Directive
Transcribe the lines below verbatim, skipping the images.

Figure dataset records:

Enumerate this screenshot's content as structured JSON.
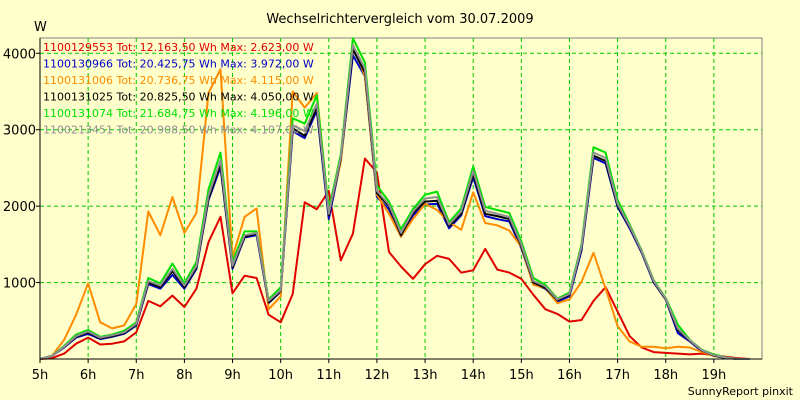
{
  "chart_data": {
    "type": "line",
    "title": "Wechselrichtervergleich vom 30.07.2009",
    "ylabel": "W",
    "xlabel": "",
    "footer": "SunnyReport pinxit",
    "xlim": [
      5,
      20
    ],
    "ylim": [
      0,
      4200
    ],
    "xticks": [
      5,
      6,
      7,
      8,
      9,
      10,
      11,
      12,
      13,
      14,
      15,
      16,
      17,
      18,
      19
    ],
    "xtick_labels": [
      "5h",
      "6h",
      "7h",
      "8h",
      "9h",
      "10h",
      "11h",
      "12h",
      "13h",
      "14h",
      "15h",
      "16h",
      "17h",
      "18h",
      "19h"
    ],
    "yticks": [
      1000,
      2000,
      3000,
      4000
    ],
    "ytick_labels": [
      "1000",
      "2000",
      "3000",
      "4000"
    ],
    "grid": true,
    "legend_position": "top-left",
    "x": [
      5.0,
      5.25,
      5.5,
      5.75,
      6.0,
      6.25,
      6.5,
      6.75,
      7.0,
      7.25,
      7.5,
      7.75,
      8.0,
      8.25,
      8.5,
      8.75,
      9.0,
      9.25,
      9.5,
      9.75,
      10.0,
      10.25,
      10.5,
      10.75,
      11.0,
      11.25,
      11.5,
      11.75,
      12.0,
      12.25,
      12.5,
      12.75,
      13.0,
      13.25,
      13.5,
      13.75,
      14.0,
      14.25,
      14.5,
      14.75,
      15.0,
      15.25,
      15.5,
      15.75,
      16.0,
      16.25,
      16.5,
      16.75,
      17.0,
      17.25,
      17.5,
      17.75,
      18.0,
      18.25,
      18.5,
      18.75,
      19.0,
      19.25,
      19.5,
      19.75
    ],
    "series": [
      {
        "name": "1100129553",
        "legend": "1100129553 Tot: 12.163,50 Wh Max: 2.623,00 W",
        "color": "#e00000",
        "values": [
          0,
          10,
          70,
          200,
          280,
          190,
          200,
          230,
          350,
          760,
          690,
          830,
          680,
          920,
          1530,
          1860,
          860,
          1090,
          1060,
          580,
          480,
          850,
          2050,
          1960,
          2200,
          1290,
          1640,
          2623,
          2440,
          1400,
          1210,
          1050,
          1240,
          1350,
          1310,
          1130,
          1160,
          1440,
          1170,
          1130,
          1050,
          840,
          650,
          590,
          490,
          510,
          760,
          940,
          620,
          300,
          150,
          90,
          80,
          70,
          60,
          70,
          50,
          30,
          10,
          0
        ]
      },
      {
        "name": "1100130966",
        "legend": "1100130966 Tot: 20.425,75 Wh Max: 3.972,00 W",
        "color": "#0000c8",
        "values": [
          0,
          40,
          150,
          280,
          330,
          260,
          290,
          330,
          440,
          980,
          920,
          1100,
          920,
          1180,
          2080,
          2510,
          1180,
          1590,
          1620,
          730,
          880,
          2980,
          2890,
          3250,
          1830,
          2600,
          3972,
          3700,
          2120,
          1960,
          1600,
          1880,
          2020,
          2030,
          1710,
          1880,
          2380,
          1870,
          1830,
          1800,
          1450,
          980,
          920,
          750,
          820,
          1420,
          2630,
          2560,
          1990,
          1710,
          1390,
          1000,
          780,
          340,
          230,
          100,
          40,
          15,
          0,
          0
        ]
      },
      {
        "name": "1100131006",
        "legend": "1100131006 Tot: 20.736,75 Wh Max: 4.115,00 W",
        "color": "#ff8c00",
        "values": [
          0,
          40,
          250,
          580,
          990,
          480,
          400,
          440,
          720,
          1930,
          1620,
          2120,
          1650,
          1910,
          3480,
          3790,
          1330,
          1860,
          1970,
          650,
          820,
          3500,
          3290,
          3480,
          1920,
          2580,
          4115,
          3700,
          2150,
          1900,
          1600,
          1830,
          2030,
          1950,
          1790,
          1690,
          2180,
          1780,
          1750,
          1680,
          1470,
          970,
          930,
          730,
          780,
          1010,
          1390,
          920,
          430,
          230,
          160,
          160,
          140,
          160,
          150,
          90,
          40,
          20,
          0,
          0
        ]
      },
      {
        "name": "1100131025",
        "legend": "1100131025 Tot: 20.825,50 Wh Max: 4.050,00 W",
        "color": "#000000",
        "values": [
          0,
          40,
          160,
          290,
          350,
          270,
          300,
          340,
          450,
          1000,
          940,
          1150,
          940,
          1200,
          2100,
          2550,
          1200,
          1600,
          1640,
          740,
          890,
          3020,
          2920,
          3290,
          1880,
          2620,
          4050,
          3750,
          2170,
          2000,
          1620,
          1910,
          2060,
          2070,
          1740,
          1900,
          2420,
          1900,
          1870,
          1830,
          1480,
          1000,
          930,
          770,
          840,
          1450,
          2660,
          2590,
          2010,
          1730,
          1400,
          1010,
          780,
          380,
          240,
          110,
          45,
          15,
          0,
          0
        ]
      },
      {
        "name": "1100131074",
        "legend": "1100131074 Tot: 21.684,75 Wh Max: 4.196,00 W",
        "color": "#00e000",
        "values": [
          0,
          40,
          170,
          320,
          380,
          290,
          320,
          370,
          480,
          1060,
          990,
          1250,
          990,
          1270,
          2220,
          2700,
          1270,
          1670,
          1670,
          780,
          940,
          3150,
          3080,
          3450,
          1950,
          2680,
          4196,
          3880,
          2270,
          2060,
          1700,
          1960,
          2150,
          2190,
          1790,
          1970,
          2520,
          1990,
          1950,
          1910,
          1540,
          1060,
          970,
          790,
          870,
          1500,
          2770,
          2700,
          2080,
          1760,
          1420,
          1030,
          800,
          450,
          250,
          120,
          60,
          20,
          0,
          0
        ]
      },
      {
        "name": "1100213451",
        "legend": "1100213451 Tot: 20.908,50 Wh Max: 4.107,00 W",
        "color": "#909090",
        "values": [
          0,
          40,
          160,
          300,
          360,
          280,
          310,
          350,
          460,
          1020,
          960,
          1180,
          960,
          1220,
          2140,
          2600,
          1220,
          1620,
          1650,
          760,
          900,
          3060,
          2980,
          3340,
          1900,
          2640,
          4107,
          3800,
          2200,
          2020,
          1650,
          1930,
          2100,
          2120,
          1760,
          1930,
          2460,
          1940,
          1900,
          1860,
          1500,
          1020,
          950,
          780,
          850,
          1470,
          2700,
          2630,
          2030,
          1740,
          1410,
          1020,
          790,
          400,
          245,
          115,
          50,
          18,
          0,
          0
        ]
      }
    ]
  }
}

Answer to the problem
Enumerate this screenshot's content as structured JSON.
{
  "chart_data": {
    "type": "line",
    "title": "Wechselrichtervergleich vom 30.07.2009",
    "ylabel": "W",
    "xlabel": "",
    "footer": "SunnyReport pinxit",
    "xlim": [
      5,
      20
    ],
    "ylim": [
      0,
      4200
    ],
    "xticks": [
      5,
      6,
      7,
      8,
      9,
      10,
      11,
      12,
      13,
      14,
      15,
      16,
      17,
      18,
      19
    ],
    "xtick_labels": [
      "5h",
      "6h",
      "7h",
      "8h",
      "9h",
      "10h",
      "11h",
      "12h",
      "13h",
      "14h",
      "15h",
      "16h",
      "17h",
      "18h",
      "19h"
    ],
    "yticks": [
      1000,
      2000,
      3000,
      4000
    ],
    "ytick_labels": [
      "1000",
      "2000",
      "3000",
      "4000"
    ],
    "grid": true,
    "legend_position": "top-left",
    "x": [
      5.0,
      5.25,
      5.5,
      5.75,
      6.0,
      6.25,
      6.5,
      6.75,
      7.0,
      7.25,
      7.5,
      7.75,
      8.0,
      8.25,
      8.5,
      8.75,
      9.0,
      9.25,
      9.5,
      9.75,
      10.0,
      10.25,
      10.5,
      10.75,
      11.0,
      11.25,
      11.5,
      11.75,
      12.0,
      12.25,
      12.5,
      12.75,
      13.0,
      13.25,
      13.5,
      13.75,
      14.0,
      14.25,
      14.5,
      14.75,
      15.0,
      15.25,
      15.5,
      15.75,
      16.0,
      16.25,
      16.5,
      16.75,
      17.0,
      17.25,
      17.5,
      17.75,
      18.0,
      18.25,
      18.5,
      18.75,
      19.0,
      19.25,
      19.5,
      19.75
    ],
    "series": [
      {
        "name": "1100129553",
        "legend": "1100129553 Tot: 12.163,50 Wh Max: 2.623,00 W",
        "color": "#e00000",
        "values": [
          0,
          10,
          70,
          200,
          280,
          190,
          200,
          230,
          350,
          760,
          690,
          830,
          680,
          920,
          1530,
          1860,
          860,
          1090,
          1060,
          580,
          480,
          850,
          2050,
          1960,
          2200,
          1290,
          1640,
          2623,
          2440,
          1400,
          1210,
          1050,
          1240,
          1350,
          1310,
          1130,
          1160,
          1440,
          1170,
          1130,
          1050,
          840,
          650,
          590,
          490,
          510,
          760,
          940,
          620,
          300,
          150,
          90,
          80,
          70,
          60,
          70,
          50,
          30,
          10,
          0
        ]
      },
      {
        "name": "1100130966",
        "legend": "1100130966 Tot: 20.425,75 Wh Max: 3.972,00 W",
        "color": "#0000c8",
        "values": [
          0,
          40,
          150,
          280,
          330,
          260,
          290,
          330,
          440,
          980,
          920,
          1100,
          920,
          1180,
          2080,
          2510,
          1180,
          1590,
          1620,
          730,
          880,
          2980,
          2890,
          3250,
          1830,
          2600,
          3972,
          3700,
          2120,
          1960,
          1600,
          1880,
          2020,
          2030,
          1710,
          1880,
          2380,
          1870,
          1830,
          1800,
          1450,
          980,
          920,
          750,
          820,
          1420,
          2630,
          2560,
          1990,
          1710,
          1390,
          1000,
          780,
          340,
          230,
          100,
          40,
          15,
          0,
          0
        ]
      },
      {
        "name": "1100131006",
        "legend": "1100131006 Tot: 20.736,75 Wh Max: 4.115,00 W",
        "color": "#ff8c00",
        "values": [
          0,
          40,
          250,
          580,
          990,
          480,
          400,
          440,
          720,
          1930,
          1620,
          2120,
          1650,
          1910,
          3480,
          3790,
          1330,
          1860,
          1970,
          650,
          820,
          3500,
          3290,
          3480,
          1920,
          2580,
          4115,
          3700,
          2150,
          1900,
          1600,
          1830,
          2030,
          1950,
          1790,
          1690,
          2180,
          1780,
          1750,
          1680,
          1470,
          970,
          930,
          730,
          780,
          1010,
          1390,
          920,
          430,
          230,
          160,
          160,
          140,
          160,
          150,
          90,
          40,
          20,
          0,
          0
        ]
      },
      {
        "name": "1100131025",
        "legend": "1100131025 Tot: 20.825,50 Wh Max: 4.050,00 W",
        "color": "#000000",
        "values": [
          0,
          40,
          160,
          290,
          350,
          270,
          300,
          340,
          450,
          1000,
          940,
          1150,
          940,
          1200,
          2100,
          2550,
          1200,
          1600,
          1640,
          740,
          890,
          3020,
          2920,
          3290,
          1880,
          2620,
          4050,
          3750,
          2170,
          2000,
          1620,
          1910,
          2060,
          2070,
          1740,
          1900,
          2420,
          1900,
          1870,
          1830,
          1480,
          1000,
          930,
          770,
          840,
          1450,
          2660,
          2590,
          2010,
          1730,
          1400,
          1010,
          780,
          380,
          240,
          110,
          45,
          15,
          0,
          0
        ]
      },
      {
        "name": "1100131074",
        "legend": "1100131074 Tot: 21.684,75 Wh Max: 4.196,00 W",
        "color": "#00e000",
        "values": [
          0,
          40,
          170,
          320,
          380,
          290,
          320,
          370,
          480,
          1060,
          990,
          1250,
          990,
          1270,
          2220,
          2700,
          1270,
          1670,
          1670,
          780,
          940,
          3150,
          3080,
          3450,
          1950,
          2680,
          4196,
          3880,
          2270,
          2060,
          1700,
          1960,
          2150,
          2190,
          1790,
          1970,
          2520,
          1990,
          1950,
          1910,
          1540,
          1060,
          970,
          790,
          870,
          1500,
          2770,
          2700,
          2080,
          1760,
          1420,
          1030,
          800,
          450,
          250,
          120,
          60,
          20,
          0,
          0
        ]
      },
      {
        "name": "1100213451",
        "legend": "1100213451 Tot: 20.908,50 Wh Max: 4.107,00 W",
        "color": "#909090",
        "values": [
          0,
          40,
          160,
          300,
          360,
          280,
          310,
          350,
          460,
          1020,
          960,
          1180,
          960,
          1220,
          2140,
          2600,
          1220,
          1620,
          1650,
          760,
          900,
          3060,
          2980,
          3340,
          1900,
          2640,
          4107,
          3800,
          2200,
          2020,
          1650,
          1930,
          2100,
          2120,
          1760,
          1930,
          2460,
          1940,
          1900,
          1860,
          1500,
          1020,
          950,
          780,
          850,
          1470,
          2700,
          2630,
          2030,
          1740,
          1410,
          1020,
          790,
          400,
          245,
          115,
          50,
          18,
          0,
          0
        ]
      }
    ]
  }
}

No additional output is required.